» Exercise description: All of the material below is to be restated word for word, apart from the pictures.

» Data section:
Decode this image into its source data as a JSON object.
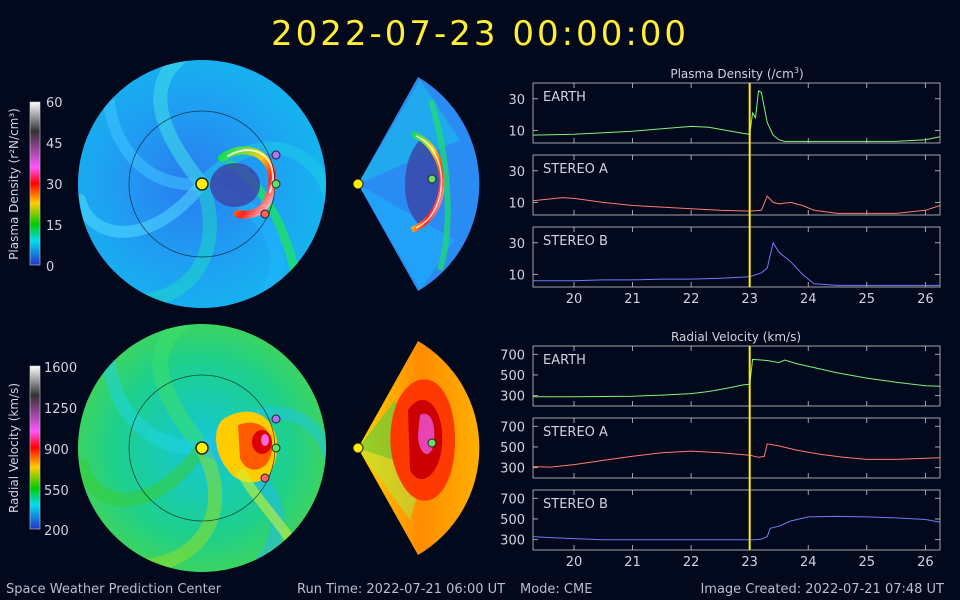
{
  "header": {
    "datetime": "2022-07-23  00:00:00"
  },
  "colorbars": [
    {
      "label": "Plasma Density (r²N/cm³)",
      "ticks": [
        "60",
        "45",
        "30",
        "15",
        "0"
      ],
      "stops": [
        "#ffffff",
        "#2a2a2a",
        "#ff55ff",
        "#ff0000",
        "#ffcc00",
        "#00cc00",
        "#00ddee",
        "#3355ff",
        "#2222aa"
      ]
    },
    {
      "label": "Radial Velocity (km/s)",
      "ticks": [
        "1600",
        "1250",
        "900",
        "550",
        "200"
      ],
      "stops": [
        "#ffffff",
        "#2a2a2a",
        "#ff55ff",
        "#ff0000",
        "#ffcc00",
        "#00cc00",
        "#00ddee",
        "#3355ff",
        "#2222aa"
      ]
    }
  ],
  "panels": {
    "density_title_main": "Plasma Density (/cm",
    "density_title_sup": "3",
    "density_title_close": ")",
    "velocity_title": "Radial Velocity (km/s)"
  },
  "chart_data": [
    {
      "type": "line",
      "title": "Plasma Density (/cm³)",
      "xlim": [
        19.3,
        26.25
      ],
      "x_ticks": [
        20,
        21,
        22,
        23,
        24,
        25,
        26
      ],
      "current_time": 23,
      "series": [
        {
          "name": "EARTH",
          "color": "#7df27d",
          "ylim": [
            2,
            40
          ],
          "yticks": [
            10,
            30
          ],
          "x": [
            19.3,
            20.0,
            20.5,
            21.0,
            21.5,
            22.0,
            22.3,
            22.6,
            22.9,
            23.0,
            23.05,
            23.1,
            23.15,
            23.2,
            23.3,
            23.4,
            23.5,
            23.6,
            24.0,
            24.5,
            25.0,
            25.5,
            26.0,
            26.25
          ],
          "y": [
            7,
            7.5,
            8.5,
            9.5,
            11,
            12.5,
            12,
            10,
            8,
            7.5,
            21,
            18,
            35,
            34,
            15,
            7,
            4,
            3,
            3,
            3,
            3,
            3,
            4,
            6
          ]
        },
        {
          "name": "STEREO A",
          "color": "#ff7b6b",
          "ylim": [
            2,
            40
          ],
          "yticks": [
            10,
            30
          ],
          "x": [
            19.3,
            19.8,
            20.0,
            20.5,
            21.0,
            21.5,
            22.0,
            22.5,
            23.0,
            23.2,
            23.3,
            23.4,
            23.5,
            23.7,
            23.9,
            24.1,
            24.5,
            25.0,
            25.5,
            26.0,
            26.25
          ],
          "y": [
            11,
            13,
            12.5,
            10,
            8,
            7,
            6,
            5,
            4.5,
            5,
            14,
            10,
            9,
            10,
            8,
            5,
            3,
            3,
            3,
            5,
            8
          ]
        },
        {
          "name": "STEREO B",
          "color": "#6a7bff",
          "ylim": [
            2,
            40
          ],
          "yticks": [
            10,
            30
          ],
          "x": [
            19.3,
            20.0,
            20.5,
            21.0,
            21.5,
            22.0,
            22.5,
            23.0,
            23.2,
            23.3,
            23.4,
            23.5,
            23.7,
            23.9,
            24.1,
            24.5,
            25.0,
            25.5,
            26.0,
            26.25
          ],
          "y": [
            6,
            6,
            6.5,
            6.5,
            7,
            7,
            7.5,
            8.5,
            11,
            14,
            30,
            24,
            18,
            10,
            4,
            3,
            3,
            3,
            3,
            3
          ]
        }
      ]
    },
    {
      "type": "line",
      "title": "Radial Velocity (km/s)",
      "xlim": [
        19.3,
        26.25
      ],
      "x_ticks": [
        20,
        21,
        22,
        23,
        24,
        25,
        26
      ],
      "current_time": 23,
      "series": [
        {
          "name": "EARTH",
          "color": "#7df27d",
          "ylim": [
            200,
            780
          ],
          "yticks": [
            300,
            500,
            700
          ],
          "x": [
            19.3,
            20.0,
            21.0,
            21.5,
            22.0,
            22.3,
            22.6,
            22.9,
            23.0,
            23.05,
            23.3,
            23.5,
            23.6,
            23.8,
            24.5,
            25.0,
            25.5,
            26.0,
            26.25
          ],
          "y": [
            290,
            290,
            295,
            305,
            320,
            340,
            370,
            405,
            410,
            650,
            640,
            620,
            645,
            610,
            520,
            470,
            430,
            395,
            390
          ]
        },
        {
          "name": "STEREO A",
          "color": "#ff7b6b",
          "ylim": [
            200,
            780
          ],
          "yticks": [
            300,
            500,
            700
          ],
          "x": [
            19.3,
            19.6,
            20.0,
            20.5,
            21.0,
            21.5,
            22.0,
            22.5,
            23.0,
            23.15,
            23.25,
            23.3,
            23.5,
            23.8,
            24.2,
            24.6,
            25.0,
            25.5,
            26.0,
            26.25
          ],
          "y": [
            310,
            305,
            330,
            370,
            410,
            445,
            460,
            445,
            420,
            400,
            410,
            530,
            510,
            470,
            430,
            400,
            380,
            380,
            390,
            395
          ]
        },
        {
          "name": "STEREO B",
          "color": "#6a7bff",
          "ylim": [
            200,
            780
          ],
          "yticks": [
            300,
            500,
            700
          ],
          "x": [
            19.3,
            19.6,
            20.0,
            20.5,
            21.0,
            21.5,
            22.0,
            22.5,
            23.0,
            23.1,
            23.2,
            23.3,
            23.35,
            23.5,
            23.7,
            24.0,
            24.5,
            25.0,
            25.5,
            26.0,
            26.25
          ],
          "y": [
            330,
            320,
            310,
            300,
            300,
            300,
            300,
            300,
            300,
            300,
            305,
            330,
            410,
            430,
            480,
            520,
            525,
            520,
            510,
            495,
            470
          ]
        }
      ]
    }
  ],
  "footer": {
    "org": "Space Weather Prediction Center",
    "run_time": "Run Time: 2022-07-21 06:00 UT",
    "mode": "Mode: CME",
    "created": "Image Created: 2022-07-21 07:48 UT"
  }
}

» Answer to the task:
Decode this image into its source data as a JSON object.
{
  "header": {
    "datetime": "2022-07-23  00:00:00"
  },
  "colorbars": [
    {
      "label": "Plasma Density (r²N/cm³)",
      "ticks": [
        "60",
        "45",
        "30",
        "15",
        "0"
      ],
      "stops": [
        "#ffffff",
        "#2a2a2a",
        "#ff55ff",
        "#ff0000",
        "#ffcc00",
        "#00cc00",
        "#00ddee",
        "#3355ff",
        "#2222aa"
      ]
    },
    {
      "label": "Radial Velocity (km/s)",
      "ticks": [
        "1600",
        "1250",
        "900",
        "550",
        "200"
      ],
      "stops": [
        "#ffffff",
        "#2a2a2a",
        "#ff55ff",
        "#ff0000",
        "#ffcc00",
        "#00cc00",
        "#00ddee",
        "#3355ff",
        "#2222aa"
      ]
    }
  ],
  "panels": {
    "density_title_main": "Plasma Density (/cm",
    "density_title_sup": "3",
    "density_title_close": ")",
    "velocity_title": "Radial Velocity (km/s)"
  },
  "chart_data": [
    {
      "type": "line",
      "title": "Plasma Density (/cm³)",
      "xlim": [
        19.3,
        26.25
      ],
      "x_ticks": [
        20,
        21,
        22,
        23,
        24,
        25,
        26
      ],
      "current_time": 23,
      "series": [
        {
          "name": "EARTH",
          "color": "#7df27d",
          "ylim": [
            2,
            40
          ],
          "yticks": [
            10,
            30
          ],
          "x": [
            19.3,
            20.0,
            20.5,
            21.0,
            21.5,
            22.0,
            22.3,
            22.6,
            22.9,
            23.0,
            23.05,
            23.1,
            23.15,
            23.2,
            23.3,
            23.4,
            23.5,
            23.6,
            24.0,
            24.5,
            25.0,
            25.5,
            26.0,
            26.25
          ],
          "y": [
            7,
            7.5,
            8.5,
            9.5,
            11,
            12.5,
            12,
            10,
            8,
            7.5,
            21,
            18,
            35,
            34,
            15,
            7,
            4,
            3,
            3,
            3,
            3,
            3,
            4,
            6
          ]
        },
        {
          "name": "STEREO A",
          "color": "#ff7b6b",
          "ylim": [
            2,
            40
          ],
          "yticks": [
            10,
            30
          ],
          "x": [
            19.3,
            19.8,
            20.0,
            20.5,
            21.0,
            21.5,
            22.0,
            22.5,
            23.0,
            23.2,
            23.3,
            23.4,
            23.5,
            23.7,
            23.9,
            24.1,
            24.5,
            25.0,
            25.5,
            26.0,
            26.25
          ],
          "y": [
            11,
            13,
            12.5,
            10,
            8,
            7,
            6,
            5,
            4.5,
            5,
            14,
            10,
            9,
            10,
            8,
            5,
            3,
            3,
            3,
            5,
            8
          ]
        },
        {
          "name": "STEREO B",
          "color": "#6a7bff",
          "ylim": [
            2,
            40
          ],
          "yticks": [
            10,
            30
          ],
          "x": [
            19.3,
            20.0,
            20.5,
            21.0,
            21.5,
            22.0,
            22.5,
            23.0,
            23.2,
            23.3,
            23.4,
            23.5,
            23.7,
            23.9,
            24.1,
            24.5,
            25.0,
            25.5,
            26.0,
            26.25
          ],
          "y": [
            6,
            6,
            6.5,
            6.5,
            7,
            7,
            7.5,
            8.5,
            11,
            14,
            30,
            24,
            18,
            10,
            4,
            3,
            3,
            3,
            3,
            3
          ]
        }
      ]
    },
    {
      "type": "line",
      "title": "Radial Velocity (km/s)",
      "xlim": [
        19.3,
        26.25
      ],
      "x_ticks": [
        20,
        21,
        22,
        23,
        24,
        25,
        26
      ],
      "current_time": 23,
      "series": [
        {
          "name": "EARTH",
          "color": "#7df27d",
          "ylim": [
            200,
            780
          ],
          "yticks": [
            300,
            500,
            700
          ],
          "x": [
            19.3,
            20.0,
            21.0,
            21.5,
            22.0,
            22.3,
            22.6,
            22.9,
            23.0,
            23.05,
            23.3,
            23.5,
            23.6,
            23.8,
            24.5,
            25.0,
            25.5,
            26.0,
            26.25
          ],
          "y": [
            290,
            290,
            295,
            305,
            320,
            340,
            370,
            405,
            410,
            650,
            640,
            620,
            645,
            610,
            520,
            470,
            430,
            395,
            390
          ]
        },
        {
          "name": "STEREO A",
          "color": "#ff7b6b",
          "ylim": [
            200,
            780
          ],
          "yticks": [
            300,
            500,
            700
          ],
          "x": [
            19.3,
            19.6,
            20.0,
            20.5,
            21.0,
            21.5,
            22.0,
            22.5,
            23.0,
            23.15,
            23.25,
            23.3,
            23.5,
            23.8,
            24.2,
            24.6,
            25.0,
            25.5,
            26.0,
            26.25
          ],
          "y": [
            310,
            305,
            330,
            370,
            410,
            445,
            460,
            445,
            420,
            400,
            410,
            530,
            510,
            470,
            430,
            400,
            380,
            380,
            390,
            395
          ]
        },
        {
          "name": "STEREO B",
          "color": "#6a7bff",
          "ylim": [
            200,
            780
          ],
          "yticks": [
            300,
            500,
            700
          ],
          "x": [
            19.3,
            19.6,
            20.0,
            20.5,
            21.0,
            21.5,
            22.0,
            22.5,
            23.0,
            23.1,
            23.2,
            23.3,
            23.35,
            23.5,
            23.7,
            24.0,
            24.5,
            25.0,
            25.5,
            26.0,
            26.25
          ],
          "y": [
            330,
            320,
            310,
            300,
            300,
            300,
            300,
            300,
            300,
            300,
            305,
            330,
            410,
            430,
            480,
            520,
            525,
            520,
            510,
            495,
            470
          ]
        }
      ]
    }
  ],
  "footer": {
    "org": "Space Weather Prediction Center",
    "run_time": "Run Time: 2022-07-21 06:00 UT",
    "mode": "Mode: CME",
    "created": "Image Created: 2022-07-21 07:48 UT"
  }
}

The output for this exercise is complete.